Stated task: Reproduce the listing below exactly, minus its pictures.

Material provided:
------------------------------------

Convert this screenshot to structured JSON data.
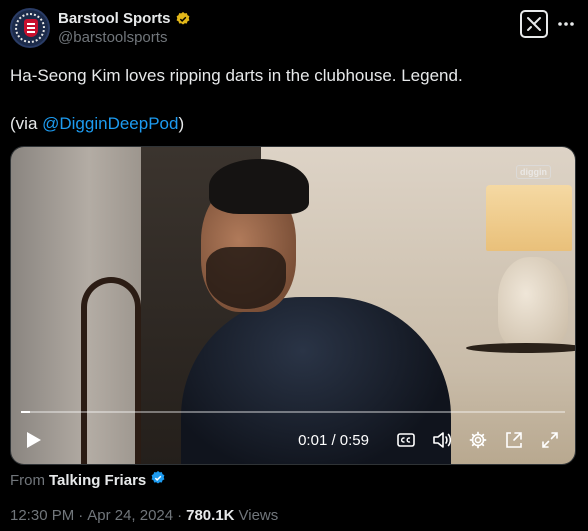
{
  "author": {
    "display_name": "Barstool Sports",
    "handle": "@barstoolsports",
    "verified_color": "#e2b719"
  },
  "tweet": {
    "line1": "Ha-Seong Kim loves ripping darts in the clubhouse. Legend.",
    "via_prefix": "(via ",
    "via_mention": "@DigginDeepPod",
    "via_suffix": ")"
  },
  "video": {
    "time_display": "0:01 / 0:59",
    "progress_fraction": 0.017,
    "watermark": "diggin"
  },
  "attribution": {
    "from_label": "From",
    "source_name": "Talking Friars",
    "verified_color": "#1d9bf0"
  },
  "meta": {
    "time": "12:30 PM",
    "date": "Apr 24, 2024",
    "views_count": "780.1K",
    "views_label": "Views"
  },
  "icons": {
    "grok": "grok-icon",
    "more": "more-icon",
    "play": "play-icon",
    "captions": "captions-icon",
    "volume": "volume-icon",
    "settings": "settings-icon",
    "pip": "pip-icon",
    "fullscreen": "fullscreen-icon"
  },
  "colors": {
    "background": "#000000",
    "text": "#e7e9ea",
    "muted": "#71767b",
    "link": "#1d9bf0"
  }
}
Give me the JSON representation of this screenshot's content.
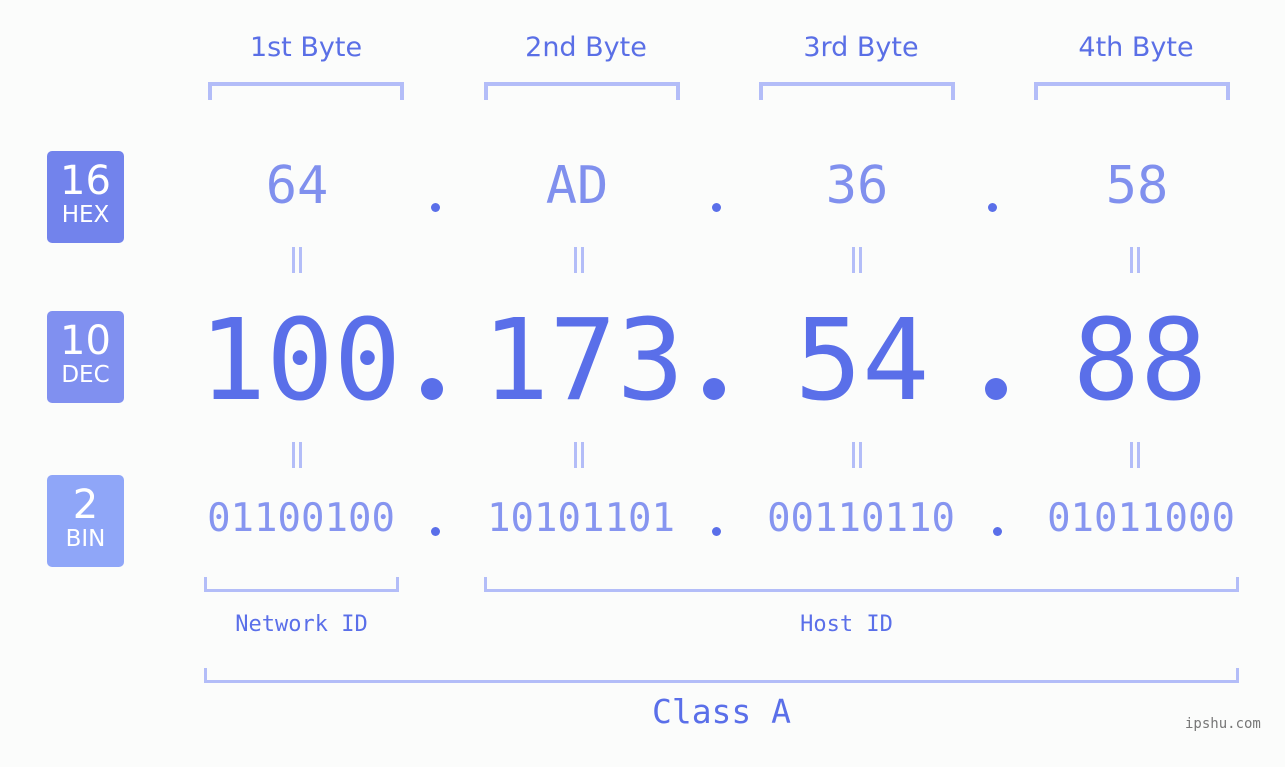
{
  "byte_headers": [
    "1st Byte",
    "2nd Byte",
    "3rd Byte",
    "4th Byte"
  ],
  "badges": [
    {
      "num": "16",
      "label": "HEX",
      "color": "#7283ec"
    },
    {
      "num": "10",
      "label": "DEC",
      "color": "#8090f0"
    },
    {
      "num": "2",
      "label": "BIN",
      "color": "#8fa6f8"
    }
  ],
  "hex": [
    "64",
    "AD",
    "36",
    "58"
  ],
  "dec": [
    "100",
    "173",
    "54",
    "88"
  ],
  "bin": [
    "01100100",
    "10101101",
    "00110110",
    "01011000"
  ],
  "network_id_label": "Network ID",
  "host_id_label": "Host ID",
  "class_label": "Class A",
  "watermark": "ipshu.com"
}
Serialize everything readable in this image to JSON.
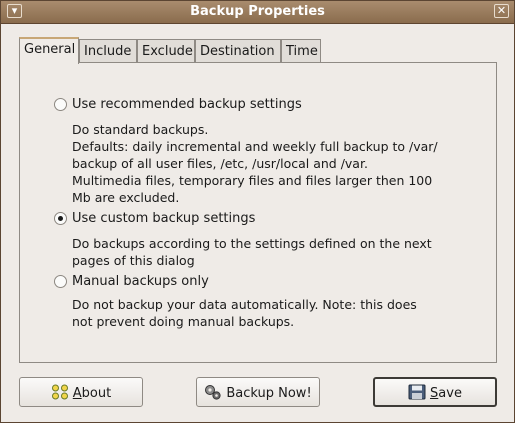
{
  "window": {
    "title": "Backup Properties"
  },
  "tabs": [
    {
      "label": "General",
      "active": true
    },
    {
      "label": "Include",
      "active": false
    },
    {
      "label": "Exclude",
      "active": false
    },
    {
      "label": "Destination",
      "active": false
    },
    {
      "label": "Time",
      "active": false
    }
  ],
  "general": {
    "options": [
      {
        "label": "Use recommended backup settings",
        "selected": false,
        "description": [
          "Do standard backups.",
          "Defaults: daily incremental and weekly full backup to /var/",
          "backup of all user files, /etc, /usr/local and /var.",
          "Multimedia files, temporary files and files larger then 100",
          "Mb are excluded."
        ]
      },
      {
        "label": "Use custom backup settings",
        "selected": true,
        "description": [
          "Do backups according to the settings defined on the next",
          "pages of this dialog"
        ]
      },
      {
        "label": "Manual backups only",
        "selected": false,
        "description": [
          "Do not backup your data automatically. Note: this does",
          "not prevent doing manual backups."
        ]
      }
    ]
  },
  "buttons": {
    "about": {
      "label_first": "A",
      "label_rest": "bout",
      "icon": "about-icon"
    },
    "backup_now": {
      "label": "Backup Now!",
      "icon": "backup-gears-icon"
    },
    "save": {
      "label_first": "S",
      "label_rest": "ave",
      "icon": "floppy-disk-icon"
    }
  },
  "colors": {
    "titlebar": "#8a6c4d",
    "tab_accent": "#c8a776",
    "dialog_bg": "#efebe7"
  }
}
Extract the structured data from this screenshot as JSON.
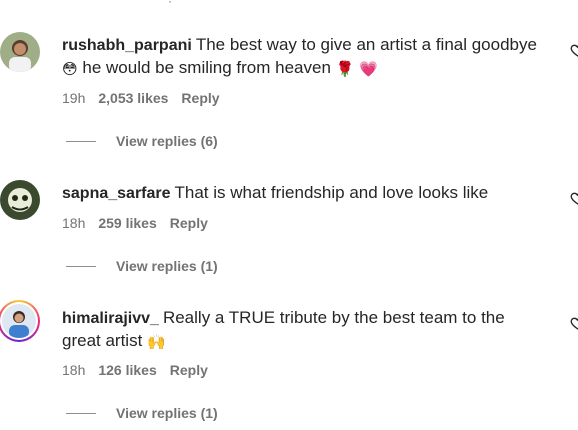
{
  "comments": [
    {
      "username": "rushabh_parpani",
      "text_line1": "The best way to give an artist a final goodbye",
      "text_line2": "he would be smiling from heaven",
      "emoji_a": "😳",
      "emoji_b": "🌹",
      "emoji_c": "💗",
      "time": "19h",
      "likes": "2,053 likes",
      "reply": "Reply",
      "view_replies": "View replies (6)"
    },
    {
      "username": "sapna_sarfare",
      "text_line1": "That is what friendship and love looks like",
      "time": "18h",
      "likes": "259 likes",
      "reply": "Reply",
      "view_replies": "View replies (1)"
    },
    {
      "username": "himalirajivv_",
      "text_line1": "Really a TRUE tribute by the best team to the",
      "text_line2": "great artist",
      "emoji_a": "🙌",
      "time": "18h",
      "likes": "126 likes",
      "reply": "Reply",
      "view_replies": "View replies (1)"
    }
  ],
  "icons": {
    "like": "heart-icon"
  },
  "colors": {
    "text": "#262626",
    "secondary": "#737373",
    "background": "#ffffff"
  }
}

------------------------------------

Response for this exercise:
Convert this screenshot to structured JSON data.
{
  "author": {
    "display_name": "Barstool Sports",
    "handle": "@barstoolsports",
    "verified_color": "#e2b719"
  },
  "tweet": {
    "line1": "Ha-Seong Kim loves ripping darts in the clubhouse. Legend.",
    "via_prefix": "(via ",
    "via_mention": "@DigginDeepPod",
    "via_suffix": ")"
  },
  "video": {
    "time_display": "0:01 / 0:59",
    "progress_fraction": 0.017,
    "watermark": "diggin"
  },
  "attribution": {
    "from_label": "From",
    "source_name": "Talking Friars",
    "verified_color": "#1d9bf0"
  },
  "meta": {
    "time": "12:30 PM",
    "date": "Apr 24, 2024",
    "views_count": "780.1K",
    "views_label": "Views"
  },
  "icons": {
    "grok": "grok-icon",
    "more": "more-icon",
    "play": "play-icon",
    "captions": "captions-icon",
    "volume": "volume-icon",
    "settings": "settings-icon",
    "pip": "pip-icon",
    "fullscreen": "fullscreen-icon"
  },
  "colors": {
    "background": "#000000",
    "text": "#e7e9ea",
    "muted": "#71767b",
    "link": "#1d9bf0"
  }
}
Give me the JSON representation of this screenshot's content.
{
  "byte_headers": [
    "1st Byte",
    "2nd Byte",
    "3rd Byte",
    "4th Byte"
  ],
  "badges": [
    {
      "num": "16",
      "label": "HEX",
      "color": "#7283ec"
    },
    {
      "num": "10",
      "label": "DEC",
      "color": "#8090f0"
    },
    {
      "num": "2",
      "label": "BIN",
      "color": "#8fa6f8"
    }
  ],
  "hex": [
    "64",
    "AD",
    "36",
    "58"
  ],
  "dec": [
    "100",
    "173",
    "54",
    "88"
  ],
  "bin": [
    "01100100",
    "10101101",
    "00110110",
    "01011000"
  ],
  "network_id_label": "Network ID",
  "host_id_label": "Host ID",
  "class_label": "Class A",
  "watermark": "ipshu.com"
}
Serialize everything readable in this image to JSON.
{
  "window": {
    "title": "Backup Properties"
  },
  "tabs": [
    {
      "label": "General",
      "active": true
    },
    {
      "label": "Include",
      "active": false
    },
    {
      "label": "Exclude",
      "active": false
    },
    {
      "label": "Destination",
      "active": false
    },
    {
      "label": "Time",
      "active": false
    }
  ],
  "general": {
    "options": [
      {
        "label": "Use recommended backup settings",
        "selected": false,
        "description": [
          "Do standard backups.",
          "Defaults: daily incremental and weekly full backup to /var/",
          "backup of all user files, /etc, /usr/local and /var.",
          "Multimedia files, temporary files and files larger then 100",
          "Mb are excluded."
        ]
      },
      {
        "label": "Use custom backup settings",
        "selected": true,
        "description": [
          "Do backups according to the settings defined on the next",
          "pages of this dialog"
        ]
      },
      {
        "label": "Manual backups only",
        "selected": false,
        "description": [
          "Do not backup your data automatically. Note: this does",
          "not prevent doing manual backups."
        ]
      }
    ]
  },
  "buttons": {
    "about": {
      "label_first": "A",
      "label_rest": "bout",
      "icon": "about-icon"
    },
    "backup_now": {
      "label": "Backup Now!",
      "icon": "backup-gears-icon"
    },
    "save": {
      "label_first": "S",
      "label_rest": "ave",
      "icon": "floppy-disk-icon"
    }
  },
  "colors": {
    "titlebar": "#8a6c4d",
    "tab_accent": "#c8a776",
    "dialog_bg": "#efebe7"
  }
}
Extract the structured data from this screenshot as JSON.
{
  "comments": [
    {
      "username": "rushabh_parpani",
      "text_line1": "The best way to give an artist a final goodbye",
      "text_line2": "he would be smiling from heaven",
      "emoji_a": "😳",
      "emoji_b": "🌹",
      "emoji_c": "💗",
      "time": "19h",
      "likes": "2,053 likes",
      "reply": "Reply",
      "view_replies": "View replies (6)"
    },
    {
      "username": "sapna_sarfare",
      "text_line1": "That is what friendship and love looks like",
      "time": "18h",
      "likes": "259 likes",
      "reply": "Reply",
      "view_replies": "View replies (1)"
    },
    {
      "username": "himalirajivv_",
      "text_line1": "Really a TRUE tribute by the best team to the",
      "text_line2": "great artist",
      "emoji_a": "🙌",
      "time": "18h",
      "likes": "126 likes",
      "reply": "Reply",
      "view_replies": "View replies (1)"
    }
  ],
  "icons": {
    "like": "heart-icon"
  },
  "colors": {
    "text": "#262626",
    "secondary": "#737373",
    "background": "#ffffff"
  }
}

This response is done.